>> begin

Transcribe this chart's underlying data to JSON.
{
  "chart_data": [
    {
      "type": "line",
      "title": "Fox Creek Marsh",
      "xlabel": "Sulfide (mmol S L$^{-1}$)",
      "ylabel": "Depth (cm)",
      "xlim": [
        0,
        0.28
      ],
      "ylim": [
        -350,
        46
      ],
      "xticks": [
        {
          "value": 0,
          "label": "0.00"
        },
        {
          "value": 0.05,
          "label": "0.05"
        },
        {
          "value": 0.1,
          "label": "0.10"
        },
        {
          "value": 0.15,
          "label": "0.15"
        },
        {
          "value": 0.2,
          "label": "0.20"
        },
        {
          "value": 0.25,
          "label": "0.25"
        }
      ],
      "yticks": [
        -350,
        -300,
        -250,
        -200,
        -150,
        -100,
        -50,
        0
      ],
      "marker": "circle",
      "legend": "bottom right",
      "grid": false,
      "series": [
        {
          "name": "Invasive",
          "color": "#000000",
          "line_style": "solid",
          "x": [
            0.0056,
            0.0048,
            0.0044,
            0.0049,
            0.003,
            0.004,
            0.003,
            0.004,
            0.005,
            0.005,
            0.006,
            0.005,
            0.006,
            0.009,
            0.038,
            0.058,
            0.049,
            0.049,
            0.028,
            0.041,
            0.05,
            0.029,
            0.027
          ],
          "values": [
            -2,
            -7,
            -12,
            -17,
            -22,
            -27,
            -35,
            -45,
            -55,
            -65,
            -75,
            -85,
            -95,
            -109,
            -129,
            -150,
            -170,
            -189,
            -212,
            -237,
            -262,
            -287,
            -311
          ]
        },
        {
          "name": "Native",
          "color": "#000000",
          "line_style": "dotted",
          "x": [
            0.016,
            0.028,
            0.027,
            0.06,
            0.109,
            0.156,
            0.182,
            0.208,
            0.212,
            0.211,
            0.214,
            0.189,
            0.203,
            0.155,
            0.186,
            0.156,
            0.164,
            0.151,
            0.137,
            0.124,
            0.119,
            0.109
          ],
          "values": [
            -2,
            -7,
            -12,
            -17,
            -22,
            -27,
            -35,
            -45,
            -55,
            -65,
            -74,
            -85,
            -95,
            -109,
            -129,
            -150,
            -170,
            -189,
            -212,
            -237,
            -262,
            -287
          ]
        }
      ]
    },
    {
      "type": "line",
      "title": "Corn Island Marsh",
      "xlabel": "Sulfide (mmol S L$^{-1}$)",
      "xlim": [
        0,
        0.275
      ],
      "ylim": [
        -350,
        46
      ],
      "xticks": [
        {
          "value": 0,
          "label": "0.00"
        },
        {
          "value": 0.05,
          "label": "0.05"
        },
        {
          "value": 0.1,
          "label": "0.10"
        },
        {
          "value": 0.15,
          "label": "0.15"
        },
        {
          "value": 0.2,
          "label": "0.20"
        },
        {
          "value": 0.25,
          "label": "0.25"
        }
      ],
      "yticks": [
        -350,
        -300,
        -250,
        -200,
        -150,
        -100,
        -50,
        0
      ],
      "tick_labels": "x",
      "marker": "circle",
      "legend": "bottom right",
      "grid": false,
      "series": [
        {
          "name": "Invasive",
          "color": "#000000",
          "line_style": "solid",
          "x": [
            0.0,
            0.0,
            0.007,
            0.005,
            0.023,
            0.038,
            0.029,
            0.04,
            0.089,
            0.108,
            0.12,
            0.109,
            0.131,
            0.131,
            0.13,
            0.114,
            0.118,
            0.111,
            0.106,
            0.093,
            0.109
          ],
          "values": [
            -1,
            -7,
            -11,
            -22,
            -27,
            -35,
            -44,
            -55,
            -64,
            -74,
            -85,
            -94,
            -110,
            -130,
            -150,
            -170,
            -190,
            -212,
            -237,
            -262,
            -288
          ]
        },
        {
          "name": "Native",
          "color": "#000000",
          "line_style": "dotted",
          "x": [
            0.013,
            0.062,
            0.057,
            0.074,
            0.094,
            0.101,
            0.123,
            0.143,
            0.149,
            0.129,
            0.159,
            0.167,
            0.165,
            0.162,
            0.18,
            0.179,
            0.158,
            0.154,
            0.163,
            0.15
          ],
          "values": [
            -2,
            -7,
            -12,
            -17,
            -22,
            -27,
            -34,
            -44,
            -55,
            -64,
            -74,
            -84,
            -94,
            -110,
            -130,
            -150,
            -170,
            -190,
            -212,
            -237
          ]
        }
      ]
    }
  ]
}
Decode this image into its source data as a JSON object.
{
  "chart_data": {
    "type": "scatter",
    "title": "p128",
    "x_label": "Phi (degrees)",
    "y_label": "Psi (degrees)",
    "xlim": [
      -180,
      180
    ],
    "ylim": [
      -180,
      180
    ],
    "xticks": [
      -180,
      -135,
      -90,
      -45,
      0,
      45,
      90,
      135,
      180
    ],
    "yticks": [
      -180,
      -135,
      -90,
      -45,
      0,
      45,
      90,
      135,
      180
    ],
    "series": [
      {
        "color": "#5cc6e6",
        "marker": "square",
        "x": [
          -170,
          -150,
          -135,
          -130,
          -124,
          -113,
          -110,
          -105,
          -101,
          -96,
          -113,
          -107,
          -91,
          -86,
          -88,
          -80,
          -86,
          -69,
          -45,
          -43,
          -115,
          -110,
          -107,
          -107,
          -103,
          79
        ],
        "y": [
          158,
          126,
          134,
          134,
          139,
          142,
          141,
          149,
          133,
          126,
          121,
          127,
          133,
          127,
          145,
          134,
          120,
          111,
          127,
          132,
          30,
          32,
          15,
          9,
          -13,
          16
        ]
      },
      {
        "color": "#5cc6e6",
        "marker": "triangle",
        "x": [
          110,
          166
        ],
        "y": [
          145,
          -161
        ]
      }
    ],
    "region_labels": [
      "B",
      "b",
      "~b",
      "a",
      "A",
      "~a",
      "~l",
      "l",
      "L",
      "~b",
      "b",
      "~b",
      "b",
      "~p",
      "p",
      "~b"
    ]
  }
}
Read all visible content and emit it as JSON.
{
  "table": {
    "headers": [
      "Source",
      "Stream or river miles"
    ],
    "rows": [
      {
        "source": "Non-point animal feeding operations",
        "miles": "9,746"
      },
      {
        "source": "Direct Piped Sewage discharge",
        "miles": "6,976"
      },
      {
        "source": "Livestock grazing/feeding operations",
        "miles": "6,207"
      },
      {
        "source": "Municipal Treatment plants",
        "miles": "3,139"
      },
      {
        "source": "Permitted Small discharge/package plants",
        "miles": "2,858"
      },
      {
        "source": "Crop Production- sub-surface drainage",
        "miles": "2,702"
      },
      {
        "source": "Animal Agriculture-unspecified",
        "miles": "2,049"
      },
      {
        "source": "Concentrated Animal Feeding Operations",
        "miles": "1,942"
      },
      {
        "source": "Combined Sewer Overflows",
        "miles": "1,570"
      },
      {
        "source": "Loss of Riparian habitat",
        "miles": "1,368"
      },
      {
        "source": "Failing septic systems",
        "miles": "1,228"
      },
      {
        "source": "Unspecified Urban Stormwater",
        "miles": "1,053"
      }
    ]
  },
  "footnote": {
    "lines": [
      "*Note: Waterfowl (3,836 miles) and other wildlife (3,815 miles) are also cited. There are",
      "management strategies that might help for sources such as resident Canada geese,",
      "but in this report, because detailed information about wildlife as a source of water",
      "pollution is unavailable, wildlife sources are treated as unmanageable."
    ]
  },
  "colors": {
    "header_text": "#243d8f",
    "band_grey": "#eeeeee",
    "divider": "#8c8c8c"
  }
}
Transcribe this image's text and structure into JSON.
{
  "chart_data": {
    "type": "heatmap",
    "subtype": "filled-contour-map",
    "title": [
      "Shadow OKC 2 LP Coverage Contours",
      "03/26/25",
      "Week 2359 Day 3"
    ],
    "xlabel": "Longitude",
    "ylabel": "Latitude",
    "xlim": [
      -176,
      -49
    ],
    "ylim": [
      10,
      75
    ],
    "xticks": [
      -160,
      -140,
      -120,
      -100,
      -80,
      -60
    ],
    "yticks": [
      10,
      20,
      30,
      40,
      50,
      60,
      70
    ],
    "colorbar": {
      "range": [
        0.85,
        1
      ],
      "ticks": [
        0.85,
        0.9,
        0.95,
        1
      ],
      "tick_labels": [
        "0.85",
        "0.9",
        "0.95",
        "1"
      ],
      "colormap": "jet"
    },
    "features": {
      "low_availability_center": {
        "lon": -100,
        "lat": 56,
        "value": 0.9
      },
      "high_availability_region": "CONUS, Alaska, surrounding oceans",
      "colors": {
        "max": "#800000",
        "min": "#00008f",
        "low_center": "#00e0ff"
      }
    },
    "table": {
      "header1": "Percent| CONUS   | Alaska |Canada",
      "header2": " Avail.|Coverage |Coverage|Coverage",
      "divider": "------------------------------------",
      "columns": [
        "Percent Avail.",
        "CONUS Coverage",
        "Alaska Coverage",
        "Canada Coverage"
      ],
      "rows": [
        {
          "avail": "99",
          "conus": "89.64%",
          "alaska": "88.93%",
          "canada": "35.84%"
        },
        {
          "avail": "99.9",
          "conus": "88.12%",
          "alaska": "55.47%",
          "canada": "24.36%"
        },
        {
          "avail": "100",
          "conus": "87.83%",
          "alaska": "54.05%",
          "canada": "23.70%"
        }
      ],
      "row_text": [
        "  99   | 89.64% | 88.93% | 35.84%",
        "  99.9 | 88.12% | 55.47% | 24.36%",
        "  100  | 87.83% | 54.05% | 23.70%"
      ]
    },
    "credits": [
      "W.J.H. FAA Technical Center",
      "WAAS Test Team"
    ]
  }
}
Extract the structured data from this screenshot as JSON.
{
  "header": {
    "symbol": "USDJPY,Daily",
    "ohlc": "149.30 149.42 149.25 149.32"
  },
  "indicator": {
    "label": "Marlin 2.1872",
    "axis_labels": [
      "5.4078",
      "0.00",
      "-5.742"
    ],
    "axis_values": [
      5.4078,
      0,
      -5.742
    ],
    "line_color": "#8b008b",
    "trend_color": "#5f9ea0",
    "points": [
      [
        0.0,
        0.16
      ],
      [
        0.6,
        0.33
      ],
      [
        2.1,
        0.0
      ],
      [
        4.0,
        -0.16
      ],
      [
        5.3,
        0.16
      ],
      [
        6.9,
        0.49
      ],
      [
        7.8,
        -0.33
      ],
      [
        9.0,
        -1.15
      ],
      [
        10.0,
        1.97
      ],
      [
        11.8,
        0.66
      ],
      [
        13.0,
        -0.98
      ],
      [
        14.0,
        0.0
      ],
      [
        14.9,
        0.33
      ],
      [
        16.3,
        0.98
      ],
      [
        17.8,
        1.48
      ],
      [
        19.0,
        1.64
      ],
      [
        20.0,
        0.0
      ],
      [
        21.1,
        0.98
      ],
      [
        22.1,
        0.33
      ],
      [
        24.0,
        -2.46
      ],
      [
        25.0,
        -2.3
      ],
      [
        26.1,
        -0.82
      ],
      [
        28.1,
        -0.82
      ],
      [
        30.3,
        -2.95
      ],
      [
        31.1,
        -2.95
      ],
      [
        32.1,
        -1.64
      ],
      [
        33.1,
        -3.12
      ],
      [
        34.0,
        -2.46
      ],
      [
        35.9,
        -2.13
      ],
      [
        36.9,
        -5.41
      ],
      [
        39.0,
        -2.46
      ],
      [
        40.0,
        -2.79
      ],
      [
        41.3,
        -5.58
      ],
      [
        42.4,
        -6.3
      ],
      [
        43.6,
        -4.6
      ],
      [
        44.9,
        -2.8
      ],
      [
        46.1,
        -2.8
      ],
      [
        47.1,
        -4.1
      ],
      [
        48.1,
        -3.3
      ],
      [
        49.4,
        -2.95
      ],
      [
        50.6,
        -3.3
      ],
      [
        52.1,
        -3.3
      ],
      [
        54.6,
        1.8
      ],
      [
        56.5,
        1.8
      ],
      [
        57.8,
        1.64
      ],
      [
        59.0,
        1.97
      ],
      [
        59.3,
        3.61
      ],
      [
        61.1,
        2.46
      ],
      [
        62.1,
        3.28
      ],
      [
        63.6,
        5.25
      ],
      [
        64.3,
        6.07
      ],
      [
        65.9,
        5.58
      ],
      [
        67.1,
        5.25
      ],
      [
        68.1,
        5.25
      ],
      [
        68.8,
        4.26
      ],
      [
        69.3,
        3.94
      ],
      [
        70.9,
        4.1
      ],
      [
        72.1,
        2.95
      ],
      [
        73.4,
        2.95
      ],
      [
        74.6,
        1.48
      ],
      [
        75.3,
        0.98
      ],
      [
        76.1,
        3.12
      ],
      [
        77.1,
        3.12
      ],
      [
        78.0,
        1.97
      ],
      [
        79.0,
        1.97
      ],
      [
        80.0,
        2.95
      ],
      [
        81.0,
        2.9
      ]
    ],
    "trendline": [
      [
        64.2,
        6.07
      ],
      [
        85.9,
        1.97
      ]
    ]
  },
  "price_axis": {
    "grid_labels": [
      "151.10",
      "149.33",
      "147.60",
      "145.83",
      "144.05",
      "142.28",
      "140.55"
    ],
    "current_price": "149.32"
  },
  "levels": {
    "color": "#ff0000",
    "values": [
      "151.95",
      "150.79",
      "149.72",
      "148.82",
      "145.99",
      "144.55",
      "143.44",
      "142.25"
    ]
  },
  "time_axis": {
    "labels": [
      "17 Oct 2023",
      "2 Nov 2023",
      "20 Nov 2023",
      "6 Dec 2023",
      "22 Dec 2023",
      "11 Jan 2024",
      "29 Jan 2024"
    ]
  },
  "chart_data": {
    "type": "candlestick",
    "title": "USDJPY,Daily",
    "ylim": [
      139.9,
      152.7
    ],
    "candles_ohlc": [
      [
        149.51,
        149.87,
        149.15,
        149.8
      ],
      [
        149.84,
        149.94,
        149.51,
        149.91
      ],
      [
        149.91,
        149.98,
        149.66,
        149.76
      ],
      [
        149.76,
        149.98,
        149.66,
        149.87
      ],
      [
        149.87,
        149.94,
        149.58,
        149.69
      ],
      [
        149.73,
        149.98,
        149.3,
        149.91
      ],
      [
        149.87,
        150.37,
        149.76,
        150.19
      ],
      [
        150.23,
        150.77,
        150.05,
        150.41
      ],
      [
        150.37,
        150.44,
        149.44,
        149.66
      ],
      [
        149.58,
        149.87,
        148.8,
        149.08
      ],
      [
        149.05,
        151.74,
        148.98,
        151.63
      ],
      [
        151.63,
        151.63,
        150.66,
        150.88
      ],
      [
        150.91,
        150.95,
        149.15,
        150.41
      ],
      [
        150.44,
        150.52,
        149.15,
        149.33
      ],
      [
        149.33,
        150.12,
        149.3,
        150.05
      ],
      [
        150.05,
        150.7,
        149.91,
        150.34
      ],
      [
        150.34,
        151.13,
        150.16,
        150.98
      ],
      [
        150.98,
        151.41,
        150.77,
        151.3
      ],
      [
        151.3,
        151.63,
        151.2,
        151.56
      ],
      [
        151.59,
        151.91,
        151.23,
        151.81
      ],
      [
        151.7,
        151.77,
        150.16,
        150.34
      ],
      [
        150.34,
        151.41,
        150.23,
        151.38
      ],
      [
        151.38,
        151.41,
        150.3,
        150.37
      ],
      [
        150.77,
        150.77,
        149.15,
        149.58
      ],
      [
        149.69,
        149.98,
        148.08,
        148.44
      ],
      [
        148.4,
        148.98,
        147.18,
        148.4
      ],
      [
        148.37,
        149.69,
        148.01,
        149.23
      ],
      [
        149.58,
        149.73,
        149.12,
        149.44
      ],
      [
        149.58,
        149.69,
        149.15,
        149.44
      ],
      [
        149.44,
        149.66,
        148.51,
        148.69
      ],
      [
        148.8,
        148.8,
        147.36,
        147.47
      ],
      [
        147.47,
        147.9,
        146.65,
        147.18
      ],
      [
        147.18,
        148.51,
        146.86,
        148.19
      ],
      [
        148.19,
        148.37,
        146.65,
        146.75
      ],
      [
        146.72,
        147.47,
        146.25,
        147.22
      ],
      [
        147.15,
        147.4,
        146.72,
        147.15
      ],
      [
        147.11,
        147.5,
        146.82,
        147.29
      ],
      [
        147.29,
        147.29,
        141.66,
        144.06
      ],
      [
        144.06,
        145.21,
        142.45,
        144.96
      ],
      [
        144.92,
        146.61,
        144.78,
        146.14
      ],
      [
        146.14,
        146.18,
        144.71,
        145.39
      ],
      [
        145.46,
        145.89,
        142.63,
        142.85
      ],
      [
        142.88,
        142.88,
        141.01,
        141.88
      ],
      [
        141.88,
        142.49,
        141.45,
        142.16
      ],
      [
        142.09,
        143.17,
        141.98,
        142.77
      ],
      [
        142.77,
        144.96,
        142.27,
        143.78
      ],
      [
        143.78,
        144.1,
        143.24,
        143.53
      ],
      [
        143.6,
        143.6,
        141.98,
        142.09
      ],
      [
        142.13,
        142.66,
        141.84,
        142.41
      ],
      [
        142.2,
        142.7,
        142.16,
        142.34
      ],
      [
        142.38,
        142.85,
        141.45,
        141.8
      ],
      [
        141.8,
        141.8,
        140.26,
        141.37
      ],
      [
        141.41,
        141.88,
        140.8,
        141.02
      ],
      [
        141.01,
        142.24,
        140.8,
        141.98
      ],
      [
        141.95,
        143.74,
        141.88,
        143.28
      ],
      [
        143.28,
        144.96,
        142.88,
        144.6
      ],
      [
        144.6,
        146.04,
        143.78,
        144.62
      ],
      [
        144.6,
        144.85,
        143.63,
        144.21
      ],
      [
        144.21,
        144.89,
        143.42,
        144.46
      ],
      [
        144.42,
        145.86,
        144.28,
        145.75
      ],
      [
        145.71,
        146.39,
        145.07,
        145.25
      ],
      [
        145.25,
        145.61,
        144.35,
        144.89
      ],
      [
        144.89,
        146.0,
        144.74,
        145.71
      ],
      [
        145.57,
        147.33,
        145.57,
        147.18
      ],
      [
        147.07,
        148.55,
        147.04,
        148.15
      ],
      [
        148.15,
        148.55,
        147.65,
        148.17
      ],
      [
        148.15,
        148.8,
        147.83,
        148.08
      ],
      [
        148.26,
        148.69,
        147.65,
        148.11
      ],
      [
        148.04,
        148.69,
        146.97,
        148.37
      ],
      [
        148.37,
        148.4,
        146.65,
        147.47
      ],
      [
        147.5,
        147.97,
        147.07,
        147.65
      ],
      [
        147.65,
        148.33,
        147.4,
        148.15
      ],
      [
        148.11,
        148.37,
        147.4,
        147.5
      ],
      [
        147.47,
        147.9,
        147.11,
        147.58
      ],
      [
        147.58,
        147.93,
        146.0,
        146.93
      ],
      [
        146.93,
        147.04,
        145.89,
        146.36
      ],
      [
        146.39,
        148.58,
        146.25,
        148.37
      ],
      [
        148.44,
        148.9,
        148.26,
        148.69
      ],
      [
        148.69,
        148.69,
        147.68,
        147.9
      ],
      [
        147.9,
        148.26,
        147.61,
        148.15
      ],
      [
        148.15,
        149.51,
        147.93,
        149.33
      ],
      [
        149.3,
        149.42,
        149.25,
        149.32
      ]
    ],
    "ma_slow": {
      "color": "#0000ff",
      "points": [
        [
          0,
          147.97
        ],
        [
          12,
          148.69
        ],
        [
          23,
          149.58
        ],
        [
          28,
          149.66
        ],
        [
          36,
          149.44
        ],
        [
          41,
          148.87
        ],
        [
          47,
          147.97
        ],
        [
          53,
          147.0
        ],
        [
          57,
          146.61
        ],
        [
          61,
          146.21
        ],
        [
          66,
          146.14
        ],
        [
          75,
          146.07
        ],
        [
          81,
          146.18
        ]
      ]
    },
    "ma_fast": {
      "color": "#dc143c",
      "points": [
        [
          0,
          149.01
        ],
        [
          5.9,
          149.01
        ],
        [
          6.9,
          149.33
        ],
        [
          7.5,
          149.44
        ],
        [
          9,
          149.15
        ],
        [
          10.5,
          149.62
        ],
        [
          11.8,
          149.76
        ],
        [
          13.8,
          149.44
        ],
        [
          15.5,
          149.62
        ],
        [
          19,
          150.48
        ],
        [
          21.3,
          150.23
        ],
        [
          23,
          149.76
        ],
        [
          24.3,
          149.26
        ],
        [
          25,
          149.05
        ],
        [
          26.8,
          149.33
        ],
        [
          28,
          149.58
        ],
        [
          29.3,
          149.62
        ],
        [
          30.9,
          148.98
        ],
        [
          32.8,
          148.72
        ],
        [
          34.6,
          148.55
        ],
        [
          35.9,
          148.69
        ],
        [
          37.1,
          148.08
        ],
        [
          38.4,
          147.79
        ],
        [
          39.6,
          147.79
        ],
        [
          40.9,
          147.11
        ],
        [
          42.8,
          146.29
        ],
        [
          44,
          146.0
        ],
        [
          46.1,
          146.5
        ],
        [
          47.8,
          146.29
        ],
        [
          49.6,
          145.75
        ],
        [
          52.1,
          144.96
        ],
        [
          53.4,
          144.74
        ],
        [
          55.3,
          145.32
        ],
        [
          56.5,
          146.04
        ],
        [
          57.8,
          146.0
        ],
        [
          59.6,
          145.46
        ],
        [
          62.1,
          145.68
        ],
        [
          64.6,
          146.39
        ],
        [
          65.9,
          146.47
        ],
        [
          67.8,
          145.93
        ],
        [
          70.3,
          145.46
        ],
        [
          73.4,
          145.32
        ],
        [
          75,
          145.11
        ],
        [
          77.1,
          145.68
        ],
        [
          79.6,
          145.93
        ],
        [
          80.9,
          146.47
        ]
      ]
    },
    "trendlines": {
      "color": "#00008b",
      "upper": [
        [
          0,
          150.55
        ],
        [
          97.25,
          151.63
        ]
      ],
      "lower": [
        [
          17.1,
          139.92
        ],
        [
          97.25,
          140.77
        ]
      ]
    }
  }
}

>> end

→ **Task requirements**
Find the number of lines in which the word "Coverage" occurs, and write nothing but that number.

→ **Answer**
5